───── Supplied data

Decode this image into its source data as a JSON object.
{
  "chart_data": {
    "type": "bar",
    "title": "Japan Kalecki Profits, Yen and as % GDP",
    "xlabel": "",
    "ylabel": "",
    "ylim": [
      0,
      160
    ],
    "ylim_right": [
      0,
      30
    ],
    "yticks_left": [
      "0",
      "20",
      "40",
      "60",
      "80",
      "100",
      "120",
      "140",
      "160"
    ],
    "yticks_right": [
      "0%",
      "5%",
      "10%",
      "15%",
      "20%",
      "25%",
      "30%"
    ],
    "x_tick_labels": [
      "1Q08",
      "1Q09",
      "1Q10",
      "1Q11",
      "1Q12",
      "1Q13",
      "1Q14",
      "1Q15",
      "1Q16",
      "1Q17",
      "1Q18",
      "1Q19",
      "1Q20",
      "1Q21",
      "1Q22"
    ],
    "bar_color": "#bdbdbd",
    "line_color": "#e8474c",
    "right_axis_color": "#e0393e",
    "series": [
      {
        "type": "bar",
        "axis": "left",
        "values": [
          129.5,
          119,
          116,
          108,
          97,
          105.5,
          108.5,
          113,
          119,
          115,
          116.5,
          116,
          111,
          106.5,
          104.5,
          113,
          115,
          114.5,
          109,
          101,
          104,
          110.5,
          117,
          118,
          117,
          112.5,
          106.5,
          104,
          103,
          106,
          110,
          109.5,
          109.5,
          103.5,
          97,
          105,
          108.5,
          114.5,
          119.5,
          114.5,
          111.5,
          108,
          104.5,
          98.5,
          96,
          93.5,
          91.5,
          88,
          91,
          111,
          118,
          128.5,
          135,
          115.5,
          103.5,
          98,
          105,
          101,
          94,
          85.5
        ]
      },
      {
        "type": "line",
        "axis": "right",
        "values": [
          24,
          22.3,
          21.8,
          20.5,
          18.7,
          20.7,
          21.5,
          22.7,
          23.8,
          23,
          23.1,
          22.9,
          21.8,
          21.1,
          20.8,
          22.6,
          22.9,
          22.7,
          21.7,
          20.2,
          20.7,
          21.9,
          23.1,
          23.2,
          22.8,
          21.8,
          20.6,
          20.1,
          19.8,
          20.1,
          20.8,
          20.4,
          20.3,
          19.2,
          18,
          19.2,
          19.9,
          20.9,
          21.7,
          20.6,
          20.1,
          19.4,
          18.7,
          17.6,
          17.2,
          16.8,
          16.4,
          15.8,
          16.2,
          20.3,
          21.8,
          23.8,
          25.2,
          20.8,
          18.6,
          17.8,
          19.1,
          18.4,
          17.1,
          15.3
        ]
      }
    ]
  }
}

──────────

[What needs to be done] Write out the listing once more, matching it exactly.

[Solution to the problem]
Decode this image into its source data as a JSON object.
{
  "chart_data": {
    "type": "bar",
    "title": "Japan Kalecki Profits, Yen and as % GDP",
    "xlabel": "",
    "ylabel": "",
    "ylim": [
      0,
      160
    ],
    "ylim_right": [
      0,
      30
    ],
    "yticks_left": [
      "0",
      "20",
      "40",
      "60",
      "80",
      "100",
      "120",
      "140",
      "160"
    ],
    "yticks_right": [
      "0%",
      "5%",
      "10%",
      "15%",
      "20%",
      "25%",
      "30%"
    ],
    "x_tick_labels": [
      "1Q08",
      "1Q09",
      "1Q10",
      "1Q11",
      "1Q12",
      "1Q13",
      "1Q14",
      "1Q15",
      "1Q16",
      "1Q17",
      "1Q18",
      "1Q19",
      "1Q20",
      "1Q21",
      "1Q22"
    ],
    "bar_color": "#bdbdbd",
    "line_color": "#e8474c",
    "right_axis_color": "#e0393e",
    "series": [
      {
        "type": "bar",
        "axis": "left",
        "values": [
          129.5,
          119,
          116,
          108,
          97,
          105.5,
          108.5,
          113,
          119,
          115,
          116.5,
          116,
          111,
          106.5,
          104.5,
          113,
          115,
          114.5,
          109,
          101,
          104,
          110.5,
          117,
          118,
          117,
          112.5,
          106.5,
          104,
          103,
          106,
          110,
          109.5,
          109.5,
          103.5,
          97,
          105,
          108.5,
          114.5,
          119.5,
          114.5,
          111.5,
          108,
          104.5,
          98.5,
          96,
          93.5,
          91.5,
          88,
          91,
          111,
          118,
          128.5,
          135,
          115.5,
          103.5,
          98,
          105,
          101,
          94,
          85.5
        ]
      },
      {
        "type": "line",
        "axis": "right",
        "values": [
          24,
          22.3,
          21.8,
          20.5,
          18.7,
          20.7,
          21.5,
          22.7,
          23.8,
          23,
          23.1,
          22.9,
          21.8,
          21.1,
          20.8,
          22.6,
          22.9,
          22.7,
          21.7,
          20.2,
          20.7,
          21.9,
          23.1,
          23.2,
          22.8,
          21.8,
          20.6,
          20.1,
          19.8,
          20.1,
          20.8,
          20.4,
          20.3,
          19.2,
          18,
          19.2,
          19.9,
          20.9,
          21.7,
          20.6,
          20.1,
          19.4,
          18.7,
          17.6,
          17.2,
          16.8,
          16.4,
          15.8,
          16.2,
          20.3,
          21.8,
          23.8,
          25.2,
          20.8,
          18.6,
          17.8,
          19.1,
          18.4,
          17.1,
          15.3
        ]
      }
    ]
  }
}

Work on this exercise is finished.